## Your instructions:
Your task is to print every entry below exactly as given.

## Record excerpts:
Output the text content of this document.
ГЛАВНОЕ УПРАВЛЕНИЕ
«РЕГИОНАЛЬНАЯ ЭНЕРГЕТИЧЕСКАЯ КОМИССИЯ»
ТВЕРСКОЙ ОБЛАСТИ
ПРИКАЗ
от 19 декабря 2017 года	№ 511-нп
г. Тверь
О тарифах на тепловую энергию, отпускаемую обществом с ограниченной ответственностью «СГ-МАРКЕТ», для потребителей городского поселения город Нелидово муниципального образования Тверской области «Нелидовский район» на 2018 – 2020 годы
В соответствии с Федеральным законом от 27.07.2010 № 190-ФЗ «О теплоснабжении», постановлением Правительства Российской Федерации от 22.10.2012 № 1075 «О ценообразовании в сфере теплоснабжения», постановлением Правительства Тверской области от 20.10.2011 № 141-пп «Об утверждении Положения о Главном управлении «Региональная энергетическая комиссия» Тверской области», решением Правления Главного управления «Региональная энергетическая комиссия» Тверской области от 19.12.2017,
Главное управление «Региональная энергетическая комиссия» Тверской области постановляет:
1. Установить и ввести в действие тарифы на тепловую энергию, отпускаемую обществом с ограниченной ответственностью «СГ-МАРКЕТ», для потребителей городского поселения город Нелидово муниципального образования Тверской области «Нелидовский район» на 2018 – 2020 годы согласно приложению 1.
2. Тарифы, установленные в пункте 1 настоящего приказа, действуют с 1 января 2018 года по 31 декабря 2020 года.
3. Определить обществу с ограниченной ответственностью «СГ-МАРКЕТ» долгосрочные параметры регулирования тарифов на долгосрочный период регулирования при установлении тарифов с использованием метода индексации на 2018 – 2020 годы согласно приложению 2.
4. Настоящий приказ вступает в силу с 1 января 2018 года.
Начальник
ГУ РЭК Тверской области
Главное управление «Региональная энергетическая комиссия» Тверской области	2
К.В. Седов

## Result of the exercise:
Output the text content of this document.
ГЛАВНОЕ УПРАВЛЕНИЕ
«РЕГИОНАЛЬНАЯ ЭНЕРГЕТИЧЕСКАЯ КОМИССИЯ»
ТВЕРСКОЙ ОБЛАСТИ
ПРИКАЗ
от 19 декабря 2017 года	№ 511-нп
г. Тверь
О тарифах на тепловую энергию, отпускаемую обществом с ограниченной ответственностью «СГ-МАРКЕТ», для потребителей городского поселения город Нелидово муниципального образования Тверской области «Нелидовский район» на 2018 – 2020 годы
В соответствии с Федеральным законом от 27.07.2010 № 190-ФЗ «О теплоснабжении», постановлением Правительства Российской Федерации от 22.10.2012 № 1075 «О ценообразовании в сфере теплоснабжения», постановлением Правительства Тверской области от 20.10.2011 № 141-пп «Об утверждении Положения о Главном управлении «Региональная энергетическая комиссия» Тверской области», решением Правления Главного управления «Региональная энергетическая комиссия» Тверской области от 19.12.2017,
Главное управление «Региональная энергетическая комиссия» Тверской области постановляет:
1. Установить и ввести в действие тарифы на тепловую энергию, отпускаемую обществом с ограниченной ответственностью «СГ-МАРКЕТ», для потребителей городского поселения город Нелидово муниципального образования Тверской области «Нелидовский район» на 2018 – 2020 годы согласно приложению 1.
2. Тарифы, установленные в пункте 1 настоящего приказа, действуют с 1 января 2018 года по 31 декабря 2020 года.
3. Определить обществу с ограниченной ответственностью «СГ-МАРКЕТ» долгосрочные параметры регулирования тарифов на долгосрочный период регулирования при установлении тарифов с использованием метода индексации на 2018 – 2020 годы согласно приложению 2.
4. Настоящий приказ вступает в силу с 1 января 2018 года.
Начальник
ГУ РЭК Тверской области
Главное управление «Региональная энергетическая комиссия» Тверской области	2
К.В. Седов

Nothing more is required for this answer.